**What the task asks**
Write each record again exactly as it stands.

**Data provided**
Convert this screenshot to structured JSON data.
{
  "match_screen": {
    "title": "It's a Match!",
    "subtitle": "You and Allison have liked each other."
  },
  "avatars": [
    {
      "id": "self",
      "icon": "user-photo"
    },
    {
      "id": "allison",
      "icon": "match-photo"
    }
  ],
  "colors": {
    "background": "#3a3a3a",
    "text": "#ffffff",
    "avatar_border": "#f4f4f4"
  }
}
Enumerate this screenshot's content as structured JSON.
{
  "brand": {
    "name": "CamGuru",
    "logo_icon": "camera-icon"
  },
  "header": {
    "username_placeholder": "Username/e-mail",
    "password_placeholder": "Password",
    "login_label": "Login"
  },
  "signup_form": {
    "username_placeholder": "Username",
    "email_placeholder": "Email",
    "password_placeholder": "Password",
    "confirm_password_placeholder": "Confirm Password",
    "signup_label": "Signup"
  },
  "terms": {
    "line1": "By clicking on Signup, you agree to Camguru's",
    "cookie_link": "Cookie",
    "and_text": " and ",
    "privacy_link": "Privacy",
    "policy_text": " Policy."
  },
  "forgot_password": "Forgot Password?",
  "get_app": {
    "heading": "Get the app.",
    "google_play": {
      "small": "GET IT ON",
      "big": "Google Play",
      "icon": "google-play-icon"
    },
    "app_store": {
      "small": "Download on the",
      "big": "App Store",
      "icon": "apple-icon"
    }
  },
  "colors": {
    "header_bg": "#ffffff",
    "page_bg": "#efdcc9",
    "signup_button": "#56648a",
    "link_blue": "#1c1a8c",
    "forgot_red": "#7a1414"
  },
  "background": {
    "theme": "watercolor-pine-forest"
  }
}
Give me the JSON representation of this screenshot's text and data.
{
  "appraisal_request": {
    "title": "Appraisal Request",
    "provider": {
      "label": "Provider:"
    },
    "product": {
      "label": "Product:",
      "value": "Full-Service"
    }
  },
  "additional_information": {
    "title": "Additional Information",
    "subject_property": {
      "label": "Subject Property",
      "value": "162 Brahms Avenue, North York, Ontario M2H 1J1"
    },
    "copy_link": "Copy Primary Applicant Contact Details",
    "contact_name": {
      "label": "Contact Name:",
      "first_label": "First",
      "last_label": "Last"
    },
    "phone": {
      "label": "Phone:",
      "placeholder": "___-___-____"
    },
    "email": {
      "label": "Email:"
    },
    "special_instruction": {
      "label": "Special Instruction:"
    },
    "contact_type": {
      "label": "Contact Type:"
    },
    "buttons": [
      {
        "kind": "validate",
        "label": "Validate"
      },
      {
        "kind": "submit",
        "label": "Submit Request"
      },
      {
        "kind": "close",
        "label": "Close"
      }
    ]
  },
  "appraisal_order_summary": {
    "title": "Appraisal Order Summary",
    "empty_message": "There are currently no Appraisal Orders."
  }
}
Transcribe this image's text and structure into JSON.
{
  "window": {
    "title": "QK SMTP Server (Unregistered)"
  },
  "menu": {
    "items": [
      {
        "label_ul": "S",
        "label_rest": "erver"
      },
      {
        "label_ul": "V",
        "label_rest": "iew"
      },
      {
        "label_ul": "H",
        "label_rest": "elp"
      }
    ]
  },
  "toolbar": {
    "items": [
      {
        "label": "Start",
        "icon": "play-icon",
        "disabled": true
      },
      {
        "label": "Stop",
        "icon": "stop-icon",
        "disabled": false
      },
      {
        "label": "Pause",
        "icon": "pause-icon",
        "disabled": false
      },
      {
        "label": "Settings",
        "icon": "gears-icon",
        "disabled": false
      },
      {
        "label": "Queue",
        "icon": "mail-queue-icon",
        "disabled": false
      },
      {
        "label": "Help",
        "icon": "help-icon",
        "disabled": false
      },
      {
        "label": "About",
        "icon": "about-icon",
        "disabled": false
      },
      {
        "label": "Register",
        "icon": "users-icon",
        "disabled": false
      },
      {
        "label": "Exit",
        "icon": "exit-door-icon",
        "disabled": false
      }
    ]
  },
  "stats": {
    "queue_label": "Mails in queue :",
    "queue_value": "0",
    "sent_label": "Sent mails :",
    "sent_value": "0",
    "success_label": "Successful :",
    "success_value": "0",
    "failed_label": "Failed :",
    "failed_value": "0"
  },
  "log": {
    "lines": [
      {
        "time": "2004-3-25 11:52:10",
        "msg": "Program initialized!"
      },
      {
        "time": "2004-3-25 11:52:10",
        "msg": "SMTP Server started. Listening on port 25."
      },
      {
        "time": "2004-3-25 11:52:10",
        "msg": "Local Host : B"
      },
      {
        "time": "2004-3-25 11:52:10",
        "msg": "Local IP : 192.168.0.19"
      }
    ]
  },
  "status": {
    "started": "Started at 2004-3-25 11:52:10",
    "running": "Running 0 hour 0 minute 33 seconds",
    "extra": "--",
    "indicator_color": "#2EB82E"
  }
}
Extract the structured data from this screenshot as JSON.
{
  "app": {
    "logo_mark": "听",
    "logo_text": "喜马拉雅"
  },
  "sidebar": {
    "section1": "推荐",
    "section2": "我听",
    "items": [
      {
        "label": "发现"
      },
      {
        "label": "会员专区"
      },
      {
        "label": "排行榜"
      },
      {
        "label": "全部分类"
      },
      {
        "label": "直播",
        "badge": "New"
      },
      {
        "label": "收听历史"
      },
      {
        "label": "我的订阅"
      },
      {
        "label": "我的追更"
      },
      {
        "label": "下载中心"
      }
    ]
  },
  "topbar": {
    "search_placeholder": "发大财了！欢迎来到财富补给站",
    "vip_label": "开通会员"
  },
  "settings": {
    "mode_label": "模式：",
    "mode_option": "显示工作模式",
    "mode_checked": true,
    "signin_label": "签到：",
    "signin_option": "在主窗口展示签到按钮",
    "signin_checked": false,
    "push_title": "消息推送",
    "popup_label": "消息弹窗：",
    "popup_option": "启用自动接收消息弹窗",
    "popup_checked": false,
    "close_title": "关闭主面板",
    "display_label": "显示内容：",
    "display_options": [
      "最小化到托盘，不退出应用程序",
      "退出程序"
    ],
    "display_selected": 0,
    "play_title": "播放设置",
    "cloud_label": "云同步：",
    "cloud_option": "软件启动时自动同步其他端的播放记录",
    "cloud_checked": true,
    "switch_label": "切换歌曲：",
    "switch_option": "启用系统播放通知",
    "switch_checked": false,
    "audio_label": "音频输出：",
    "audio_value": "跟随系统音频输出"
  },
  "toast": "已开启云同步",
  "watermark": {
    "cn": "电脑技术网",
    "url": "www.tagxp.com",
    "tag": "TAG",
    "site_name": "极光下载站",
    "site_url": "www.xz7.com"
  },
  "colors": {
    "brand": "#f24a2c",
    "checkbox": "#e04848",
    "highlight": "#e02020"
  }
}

**Written response**
Convert this screenshot to structured JSON data.
{
  "match_screen": {
    "title": "It's a Match!",
    "subtitle": "You and Allison have liked each other."
  },
  "avatars": [
    {
      "id": "self",
      "icon": "user-photo"
    },
    {
      "id": "allison",
      "icon": "match-photo"
    }
  ],
  "colors": {
    "background": "#3a3a3a",
    "text": "#ffffff",
    "avatar_border": "#f4f4f4"
  }
}
Enumerate this screenshot's content as structured JSON.
{
  "brand": {
    "name": "CamGuru",
    "logo_icon": "camera-icon"
  },
  "header": {
    "username_placeholder": "Username/e-mail",
    "password_placeholder": "Password",
    "login_label": "Login"
  },
  "signup_form": {
    "username_placeholder": "Username",
    "email_placeholder": "Email",
    "password_placeholder": "Password",
    "confirm_password_placeholder": "Confirm Password",
    "signup_label": "Signup"
  },
  "terms": {
    "line1": "By clicking on Signup, you agree to Camguru's",
    "cookie_link": "Cookie",
    "and_text": " and ",
    "privacy_link": "Privacy",
    "policy_text": " Policy."
  },
  "forgot_password": "Forgot Password?",
  "get_app": {
    "heading": "Get the app.",
    "google_play": {
      "small": "GET IT ON",
      "big": "Google Play",
      "icon": "google-play-icon"
    },
    "app_store": {
      "small": "Download on the",
      "big": "App Store",
      "icon": "apple-icon"
    }
  },
  "colors": {
    "header_bg": "#ffffff",
    "page_bg": "#efdcc9",
    "signup_button": "#56648a",
    "link_blue": "#1c1a8c",
    "forgot_red": "#7a1414"
  },
  "background": {
    "theme": "watercolor-pine-forest"
  }
}
Give me the JSON representation of this screenshot's text and data.
{
  "appraisal_request": {
    "title": "Appraisal Request",
    "provider": {
      "label": "Provider:"
    },
    "product": {
      "label": "Product:",
      "value": "Full-Service"
    }
  },
  "additional_information": {
    "title": "Additional Information",
    "subject_property": {
      "label": "Subject Property",
      "value": "162 Brahms Avenue, North York, Ontario M2H 1J1"
    },
    "copy_link": "Copy Primary Applicant Contact Details",
    "contact_name": {
      "label": "Contact Name:",
      "first_label": "First",
      "last_label": "Last"
    },
    "phone": {
      "label": "Phone:",
      "placeholder": "___-___-____"
    },
    "email": {
      "label": "Email:"
    },
    "special_instruction": {
      "label": "Special Instruction:"
    },
    "contact_type": {
      "label": "Contact Type:"
    },
    "buttons": [
      {
        "kind": "validate",
        "label": "Validate"
      },
      {
        "kind": "submit",
        "label": "Submit Request"
      },
      {
        "kind": "close",
        "label": "Close"
      }
    ]
  },
  "appraisal_order_summary": {
    "title": "Appraisal Order Summary",
    "empty_message": "There are currently no Appraisal Orders."
  }
}
Transcribe this image's text and structure into JSON.
{
  "window": {
    "title": "QK SMTP Server (Unregistered)"
  },
  "menu": {
    "items": [
      {
        "label_ul": "S",
        "label_rest": "erver"
      },
      {
        "label_ul": "V",
        "label_rest": "iew"
      },
      {
        "label_ul": "H",
        "label_rest": "elp"
      }
    ]
  },
  "toolbar": {
    "items": [
      {
        "label": "Start",
        "icon": "play-icon",
        "disabled": true
      },
      {
        "label": "Stop",
        "icon": "stop-icon",
        "disabled": false
      },
      {
        "label": "Pause",
        "icon": "pause-icon",
        "disabled": false
      },
      {
        "label": "Settings",
        "icon": "gears-icon",
        "disabled": false
      },
      {
        "label": "Queue",
        "icon": "mail-queue-icon",
        "disabled": false
      },
      {
        "label": "Help",
        "icon": "help-icon",
        "disabled": false
      },
      {
        "label": "About",
        "icon": "about-icon",
        "disabled": false
      },
      {
        "label": "Register",
        "icon": "users-icon",
        "disabled": false
      },
      {
        "label": "Exit",
        "icon": "exit-door-icon",
        "disabled": false
      }
    ]
  },
  "stats": {
    "queue_label": "Mails in queue :",
    "queue_value": "0",
    "sent_label": "Sent mails :",
    "sent_value": "0",
    "success_label": "Successful :",
    "success_value": "0",
    "failed_label": "Failed :",
    "failed_value": "0"
  },
  "log": {
    "lines": [
      {
        "time": "2004-3-25 11:52:10",
        "msg": "Program initialized!"
      },
      {
        "time": "2004-3-25 11:52:10",
        "msg": "SMTP Server started. Listening on port 25."
      },
      {
        "time": "2004-3-25 11:52:10",
        "msg": "Local Host : B"
      },
      {
        "time": "2004-3-25 11:52:10",
        "msg": "Local IP : 192.168.0.19"
      }
    ]
  },
  "status": {
    "started": "Started at 2004-3-25 11:52:10",
    "running": "Running 0 hour 0 minute 33 seconds",
    "extra": "--",
    "indicator_color": "#2EB82E"
  }
}
Extract the structured data from this screenshot as JSON.
{
  "app": {
    "logo_mark": "听",
    "logo_text": "喜马拉雅"
  },
  "sidebar": {
    "section1": "推荐",
    "section2": "我听",
    "items": [
      {
        "label": "发现"
      },
      {
        "label": "会员专区"
      },
      {
        "label": "排行榜"
      },
      {
        "label": "全部分类"
      },
      {
        "label": "直播",
        "badge": "New"
      },
      {
        "label": "收听历史"
      },
      {
        "label": "我的订阅"
      },
      {
        "label": "我的追更"
      },
      {
        "label": "下载中心"
      }
    ]
  },
  "topbar": {
    "search_placeholder": "发大财了！欢迎来到财富补给站",
    "vip_label": "开通会员"
  },
  "settings": {
    "mode_label": "模式：",
    "mode_option": "显示工作模式",
    "mode_checked": true,
    "signin_label": "签到：",
    "signin_option": "在主窗口展示签到按钮",
    "signin_checked": false,
    "push_title": "消息推送",
    "popup_label": "消息弹窗：",
    "popup_option": "启用自动接收消息弹窗",
    "popup_checked": false,
    "close_title": "关闭主面板",
    "display_label": "显示内容：",
    "display_options": [
      "最小化到托盘，不退出应用程序",
      "退出程序"
    ],
    "display_selected": 0,
    "play_title": "播放设置",
    "cloud_label": "云同步：",
    "cloud_option": "软件启动时自动同步其他端的播放记录",
    "cloud_checked": true,
    "switch_label": "切换歌曲：",
    "switch_option": "启用系统播放通知",
    "switch_checked": false,
    "audio_label": "音频输出：",
    "audio_value": "跟随系统音频输出"
  },
  "toast": "已开启云同步",
  "watermark": {
    "cn": "电脑技术网",
    "url": "www.tagxp.com",
    "tag": "TAG",
    "site_name": "极光下载站",
    "site_url": "www.xz7.com"
  },
  "colors": {
    "brand": "#f24a2c",
    "checkbox": "#e04848",
    "highlight": "#e02020"
  }
}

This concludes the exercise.